:: Exercise requirements ::
Without altering anything, repeat each of the records.
===
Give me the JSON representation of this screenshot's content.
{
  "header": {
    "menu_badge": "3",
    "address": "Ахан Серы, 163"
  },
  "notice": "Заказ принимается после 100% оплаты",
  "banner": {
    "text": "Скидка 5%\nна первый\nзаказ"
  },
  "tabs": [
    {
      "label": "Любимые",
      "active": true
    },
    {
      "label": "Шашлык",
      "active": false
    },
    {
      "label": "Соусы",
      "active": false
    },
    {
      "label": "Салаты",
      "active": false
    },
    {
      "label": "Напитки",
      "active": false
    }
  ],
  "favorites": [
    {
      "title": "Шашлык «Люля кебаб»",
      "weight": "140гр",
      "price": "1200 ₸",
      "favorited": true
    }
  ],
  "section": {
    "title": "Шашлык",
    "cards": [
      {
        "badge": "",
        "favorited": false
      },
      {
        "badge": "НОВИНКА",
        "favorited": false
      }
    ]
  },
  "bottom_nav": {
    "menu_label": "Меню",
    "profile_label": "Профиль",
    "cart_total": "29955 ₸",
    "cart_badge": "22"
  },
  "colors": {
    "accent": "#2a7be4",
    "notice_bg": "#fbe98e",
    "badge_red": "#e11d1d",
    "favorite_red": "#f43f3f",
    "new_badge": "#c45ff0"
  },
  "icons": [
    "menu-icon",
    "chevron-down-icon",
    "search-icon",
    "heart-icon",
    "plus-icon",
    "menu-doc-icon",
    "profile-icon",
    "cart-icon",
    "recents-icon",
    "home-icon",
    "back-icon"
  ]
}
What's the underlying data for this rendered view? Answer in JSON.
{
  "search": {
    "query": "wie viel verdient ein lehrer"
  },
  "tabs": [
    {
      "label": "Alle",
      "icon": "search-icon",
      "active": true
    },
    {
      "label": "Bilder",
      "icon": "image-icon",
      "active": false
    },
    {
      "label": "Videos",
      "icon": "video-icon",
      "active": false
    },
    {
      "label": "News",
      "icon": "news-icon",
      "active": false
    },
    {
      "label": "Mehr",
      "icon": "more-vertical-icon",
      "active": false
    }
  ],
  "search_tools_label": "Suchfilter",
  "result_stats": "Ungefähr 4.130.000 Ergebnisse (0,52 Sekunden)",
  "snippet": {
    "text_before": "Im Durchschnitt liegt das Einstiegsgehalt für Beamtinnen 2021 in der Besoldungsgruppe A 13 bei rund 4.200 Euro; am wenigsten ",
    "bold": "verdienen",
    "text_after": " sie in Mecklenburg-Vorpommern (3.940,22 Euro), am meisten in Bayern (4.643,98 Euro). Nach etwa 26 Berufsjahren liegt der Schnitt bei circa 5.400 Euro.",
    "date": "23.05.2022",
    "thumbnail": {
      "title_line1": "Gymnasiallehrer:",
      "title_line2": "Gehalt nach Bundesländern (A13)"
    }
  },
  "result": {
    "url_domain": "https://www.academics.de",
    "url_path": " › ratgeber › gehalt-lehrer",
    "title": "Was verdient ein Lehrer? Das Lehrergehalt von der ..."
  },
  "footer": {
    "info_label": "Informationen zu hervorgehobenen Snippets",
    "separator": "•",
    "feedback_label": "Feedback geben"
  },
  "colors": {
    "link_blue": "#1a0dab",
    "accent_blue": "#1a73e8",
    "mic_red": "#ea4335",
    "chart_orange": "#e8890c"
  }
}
===
:: Task output ::
Give me the JSON representation of this screenshot's content.
{
  "header": {
    "menu_badge": "3",
    "address": "Ахан Серы, 163"
  },
  "notice": "Заказ принимается после 100% оплаты",
  "banner": {
    "text": "Скидка 5%\nна первый\nзаказ"
  },
  "tabs": [
    {
      "label": "Любимые",
      "active": true
    },
    {
      "label": "Шашлык",
      "active": false
    },
    {
      "label": "Соусы",
      "active": false
    },
    {
      "label": "Салаты",
      "active": false
    },
    {
      "label": "Напитки",
      "active": false
    }
  ],
  "favorites": [
    {
      "title": "Шашлык «Люля кебаб»",
      "weight": "140гр",
      "price": "1200 ₸",
      "favorited": true
    }
  ],
  "section": {
    "title": "Шашлык",
    "cards": [
      {
        "badge": "",
        "favorited": false
      },
      {
        "badge": "НОВИНКА",
        "favorited": false
      }
    ]
  },
  "bottom_nav": {
    "menu_label": "Меню",
    "profile_label": "Профиль",
    "cart_total": "29955 ₸",
    "cart_badge": "22"
  },
  "colors": {
    "accent": "#2a7be4",
    "notice_bg": "#fbe98e",
    "badge_red": "#e11d1d",
    "favorite_red": "#f43f3f",
    "new_badge": "#c45ff0"
  },
  "icons": [
    "menu-icon",
    "chevron-down-icon",
    "search-icon",
    "heart-icon",
    "plus-icon",
    "menu-doc-icon",
    "profile-icon",
    "cart-icon",
    "recents-icon",
    "home-icon",
    "back-icon"
  ]
}
What's the underlying data for this rendered view? Answer in JSON.
{
  "search": {
    "query": "wie viel verdient ein lehrer"
  },
  "tabs": [
    {
      "label": "Alle",
      "icon": "search-icon",
      "active": true
    },
    {
      "label": "Bilder",
      "icon": "image-icon",
      "active": false
    },
    {
      "label": "Videos",
      "icon": "video-icon",
      "active": false
    },
    {
      "label": "News",
      "icon": "news-icon",
      "active": false
    },
    {
      "label": "Mehr",
      "icon": "more-vertical-icon",
      "active": false
    }
  ],
  "search_tools_label": "Suchfilter",
  "result_stats": "Ungefähr 4.130.000 Ergebnisse (0,52 Sekunden)",
  "snippet": {
    "text_before": "Im Durchschnitt liegt das Einstiegsgehalt für Beamtinnen 2021 in der Besoldungsgruppe A 13 bei rund 4.200 Euro; am wenigsten ",
    "bold": "verdienen",
    "text_after": " sie in Mecklenburg-Vorpommern (3.940,22 Euro), am meisten in Bayern (4.643,98 Euro). Nach etwa 26 Berufsjahren liegt der Schnitt bei circa 5.400 Euro.",
    "date": "23.05.2022",
    "thumbnail": {
      "title_line1": "Gymnasiallehrer:",
      "title_line2": "Gehalt nach Bundesländern (A13)"
    }
  },
  "result": {
    "url_domain": "https://www.academics.de",
    "url_path": " › ratgeber › gehalt-lehrer",
    "title": "Was verdient ein Lehrer? Das Lehrergehalt von der ..."
  },
  "footer": {
    "info_label": "Informationen zu hervorgehobenen Snippets",
    "separator": "•",
    "feedback_label": "Feedback geben"
  },
  "colors": {
    "link_blue": "#1a0dab",
    "accent_blue": "#1a73e8",
    "mic_red": "#ea4335",
    "chart_orange": "#e8890c"
  }
}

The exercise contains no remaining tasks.